▶ [WHAT TO WORK ON]:
Transcribe each line exactly.

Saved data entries
•••••
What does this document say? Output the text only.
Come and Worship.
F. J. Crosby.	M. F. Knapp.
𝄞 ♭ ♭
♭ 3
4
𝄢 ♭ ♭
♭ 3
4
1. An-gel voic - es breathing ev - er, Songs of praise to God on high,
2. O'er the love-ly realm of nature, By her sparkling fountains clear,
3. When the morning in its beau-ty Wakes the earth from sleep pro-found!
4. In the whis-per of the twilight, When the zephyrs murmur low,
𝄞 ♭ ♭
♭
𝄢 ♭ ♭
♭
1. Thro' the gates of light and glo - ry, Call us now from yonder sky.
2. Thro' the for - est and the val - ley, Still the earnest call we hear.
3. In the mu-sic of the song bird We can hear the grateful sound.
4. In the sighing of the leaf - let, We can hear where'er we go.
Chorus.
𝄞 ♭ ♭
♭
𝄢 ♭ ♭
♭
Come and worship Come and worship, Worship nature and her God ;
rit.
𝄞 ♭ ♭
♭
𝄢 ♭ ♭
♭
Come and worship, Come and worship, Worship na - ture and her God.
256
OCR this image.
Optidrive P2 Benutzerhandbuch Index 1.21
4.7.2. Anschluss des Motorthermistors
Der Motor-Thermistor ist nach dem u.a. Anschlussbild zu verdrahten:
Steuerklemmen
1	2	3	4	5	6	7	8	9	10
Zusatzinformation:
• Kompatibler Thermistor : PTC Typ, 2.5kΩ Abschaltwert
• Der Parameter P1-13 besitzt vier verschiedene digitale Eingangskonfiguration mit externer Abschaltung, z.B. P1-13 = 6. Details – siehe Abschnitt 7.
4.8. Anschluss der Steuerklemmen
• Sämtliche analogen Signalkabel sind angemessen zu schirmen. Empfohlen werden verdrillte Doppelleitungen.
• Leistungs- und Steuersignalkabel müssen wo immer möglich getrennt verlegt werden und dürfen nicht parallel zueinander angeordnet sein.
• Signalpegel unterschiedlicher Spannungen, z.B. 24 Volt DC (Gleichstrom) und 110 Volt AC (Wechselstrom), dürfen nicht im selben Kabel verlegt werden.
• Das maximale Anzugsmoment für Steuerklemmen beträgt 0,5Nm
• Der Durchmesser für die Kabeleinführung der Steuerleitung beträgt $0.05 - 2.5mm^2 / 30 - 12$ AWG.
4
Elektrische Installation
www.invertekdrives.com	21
•••••
▶ [TASK RESULT]:
What does this document say? Output the text only.
Come and Worship.
F. J. Crosby.	M. F. Knapp.
𝄞 ♭ ♭
♭ 3
4
𝄢 ♭ ♭
♭ 3
4
1. An-gel voic - es breathing ev - er, Songs of praise to God on high,
2. O'er the love-ly realm of nature, By her sparkling fountains clear,
3. When the morning in its beau-ty Wakes the earth from sleep pro-found!
4. In the whis-per of the twilight, When the zephyrs murmur low,
𝄞 ♭ ♭
♭
𝄢 ♭ ♭
♭
1. Thro' the gates of light and glo - ry, Call us now from yonder sky.
2. Thro' the for - est and the val - ley, Still the earnest call we hear.
3. In the mu-sic of the song bird We can hear the grateful sound.
4. In the sighing of the leaf - let, We can hear where'er we go.
Chorus.
𝄞 ♭ ♭
♭
𝄢 ♭ ♭
♭
Come and worship Come and worship, Worship nature and her God ;
rit.
𝄞 ♭ ♭
♭
𝄢 ♭ ♭
♭
Come and worship, Come and worship, Worship na - ture and her God.
256
OCR this image.
Optidrive P2 Benutzerhandbuch Index 1.21
4.7.2. Anschluss des Motorthermistors
Der Motor-Thermistor ist nach dem u.a. Anschlussbild zu verdrahten:
Steuerklemmen
1	2	3	4	5	6	7	8	9	10
Zusatzinformation:
• Kompatibler Thermistor : PTC Typ, 2.5kΩ Abschaltwert
• Der Parameter P1-13 besitzt vier verschiedene digitale Eingangskonfiguration mit externer Abschaltung, z.B. P1-13 = 6. Details – siehe Abschnitt 7.
4.8. Anschluss der Steuerklemmen
• Sämtliche analogen Signalkabel sind angemessen zu schirmen. Empfohlen werden verdrillte Doppelleitungen.
• Leistungs- und Steuersignalkabel müssen wo immer möglich getrennt verlegt werden und dürfen nicht parallel zueinander angeordnet sein.
• Signalpegel unterschiedlicher Spannungen, z.B. 24 Volt DC (Gleichstrom) und 110 Volt AC (Wechselstrom), dürfen nicht im selben Kabel verlegt werden.
• Das maximale Anzugsmoment für Steuerklemmen beträgt 0,5Nm
• Der Durchmesser für die Kabeleinführung der Steuerleitung beträgt $0.05 - 2.5mm^2 / 30 - 12$ AWG.
4
Elektrische Installation
www.invertekdrives.com	21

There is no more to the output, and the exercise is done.